The task ▸ Restate the whole listing word for word. Pictures are left out.

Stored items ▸
══════

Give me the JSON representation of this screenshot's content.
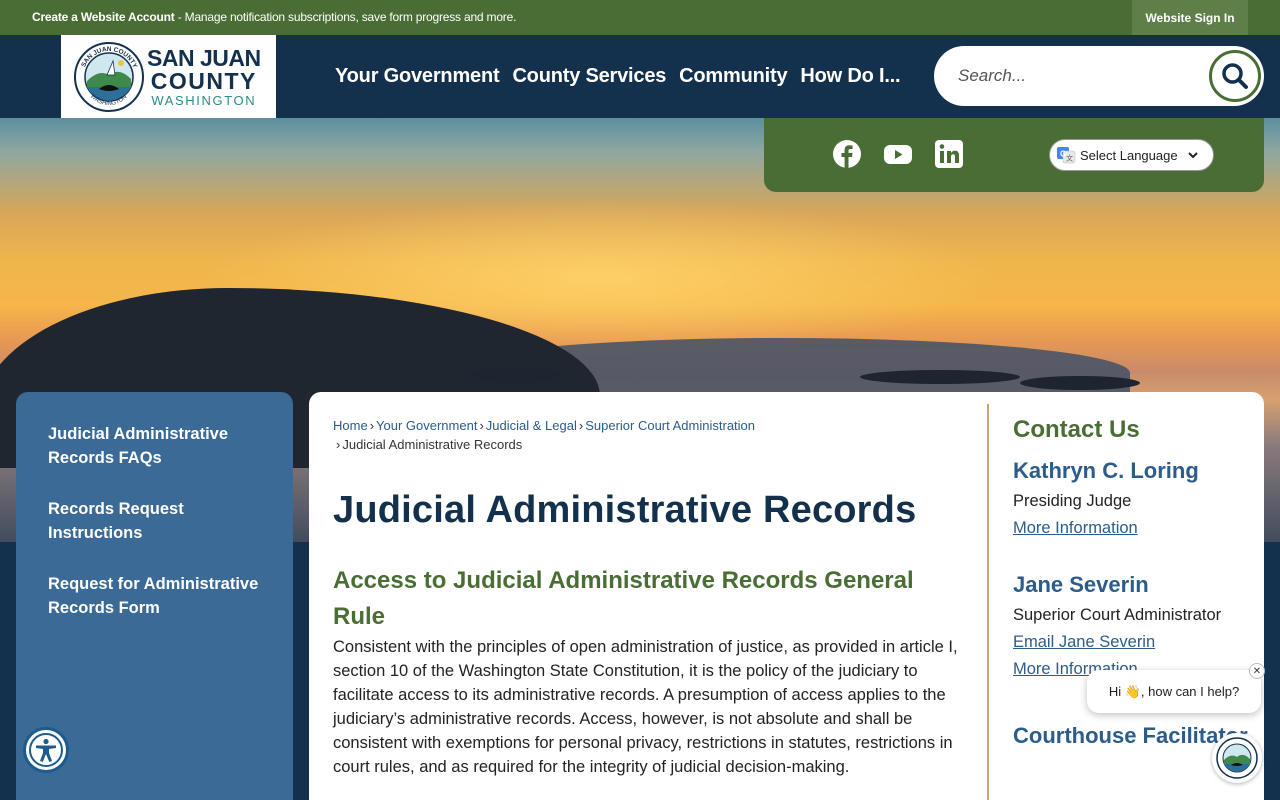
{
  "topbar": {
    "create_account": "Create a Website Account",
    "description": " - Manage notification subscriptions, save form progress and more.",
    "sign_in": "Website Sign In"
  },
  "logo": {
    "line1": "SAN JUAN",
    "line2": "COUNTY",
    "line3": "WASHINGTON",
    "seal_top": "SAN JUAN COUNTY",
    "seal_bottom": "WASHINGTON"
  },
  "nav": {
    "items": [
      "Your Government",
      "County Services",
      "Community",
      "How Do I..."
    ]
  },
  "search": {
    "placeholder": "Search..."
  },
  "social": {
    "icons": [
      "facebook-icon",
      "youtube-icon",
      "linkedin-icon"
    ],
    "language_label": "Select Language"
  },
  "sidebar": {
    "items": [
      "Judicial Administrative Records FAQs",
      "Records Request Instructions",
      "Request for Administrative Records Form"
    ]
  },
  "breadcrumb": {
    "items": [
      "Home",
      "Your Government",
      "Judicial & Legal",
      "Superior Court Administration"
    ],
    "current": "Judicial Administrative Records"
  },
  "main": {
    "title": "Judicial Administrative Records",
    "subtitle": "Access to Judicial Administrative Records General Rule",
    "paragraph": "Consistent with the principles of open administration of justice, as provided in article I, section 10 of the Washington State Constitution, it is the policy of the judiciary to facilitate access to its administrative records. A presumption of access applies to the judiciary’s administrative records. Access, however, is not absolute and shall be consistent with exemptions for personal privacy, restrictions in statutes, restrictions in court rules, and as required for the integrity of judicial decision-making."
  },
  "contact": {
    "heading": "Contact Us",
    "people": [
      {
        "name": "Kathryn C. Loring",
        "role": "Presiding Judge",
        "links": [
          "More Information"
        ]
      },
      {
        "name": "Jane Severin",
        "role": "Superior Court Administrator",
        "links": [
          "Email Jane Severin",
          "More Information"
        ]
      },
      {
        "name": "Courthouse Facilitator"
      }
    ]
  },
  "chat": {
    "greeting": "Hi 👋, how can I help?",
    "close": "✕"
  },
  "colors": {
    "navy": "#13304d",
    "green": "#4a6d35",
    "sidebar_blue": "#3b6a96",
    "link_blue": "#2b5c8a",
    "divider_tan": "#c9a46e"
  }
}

══════

Answer for the task ▸
Give me the JSON representation of this screenshot's content.
{
  "topbar": {
    "create_account": "Create a Website Account",
    "description": " - Manage notification subscriptions, save form progress and more.",
    "sign_in": "Website Sign In"
  },
  "logo": {
    "line1": "SAN JUAN",
    "line2": "COUNTY",
    "line3": "WASHINGTON",
    "seal_top": "SAN JUAN COUNTY",
    "seal_bottom": "WASHINGTON"
  },
  "nav": {
    "items": [
      "Your Government",
      "County Services",
      "Community",
      "How Do I..."
    ]
  },
  "search": {
    "placeholder": "Search..."
  },
  "social": {
    "icons": [
      "facebook-icon",
      "youtube-icon",
      "linkedin-icon"
    ],
    "language_label": "Select Language"
  },
  "sidebar": {
    "items": [
      "Judicial Administrative Records FAQs",
      "Records Request Instructions",
      "Request for Administrative Records Form"
    ]
  },
  "breadcrumb": {
    "items": [
      "Home",
      "Your Government",
      "Judicial & Legal",
      "Superior Court Administration"
    ],
    "current": "Judicial Administrative Records"
  },
  "main": {
    "title": "Judicial Administrative Records",
    "subtitle": "Access to Judicial Administrative Records General Rule",
    "paragraph": "Consistent with the principles of open administration of justice, as provided in article I, section 10 of the Washington State Constitution, it is the policy of the judiciary to facilitate access to its administrative records. A presumption of access applies to the judiciary’s administrative records. Access, however, is not absolute and shall be consistent with exemptions for personal privacy, restrictions in statutes, restrictions in court rules, and as required for the integrity of judicial decision-making."
  },
  "contact": {
    "heading": "Contact Us",
    "people": [
      {
        "name": "Kathryn C. Loring",
        "role": "Presiding Judge",
        "links": [
          "More Information"
        ]
      },
      {
        "name": "Jane Severin",
        "role": "Superior Court Administrator",
        "links": [
          "Email Jane Severin",
          "More Information"
        ]
      },
      {
        "name": "Courthouse Facilitator"
      }
    ]
  },
  "chat": {
    "greeting": "Hi 👋, how can I help?",
    "close": "✕"
  },
  "colors": {
    "navy": "#13304d",
    "green": "#4a6d35",
    "sidebar_blue": "#3b6a96",
    "link_blue": "#2b5c8a",
    "divider_tan": "#c9a46e"
  }
}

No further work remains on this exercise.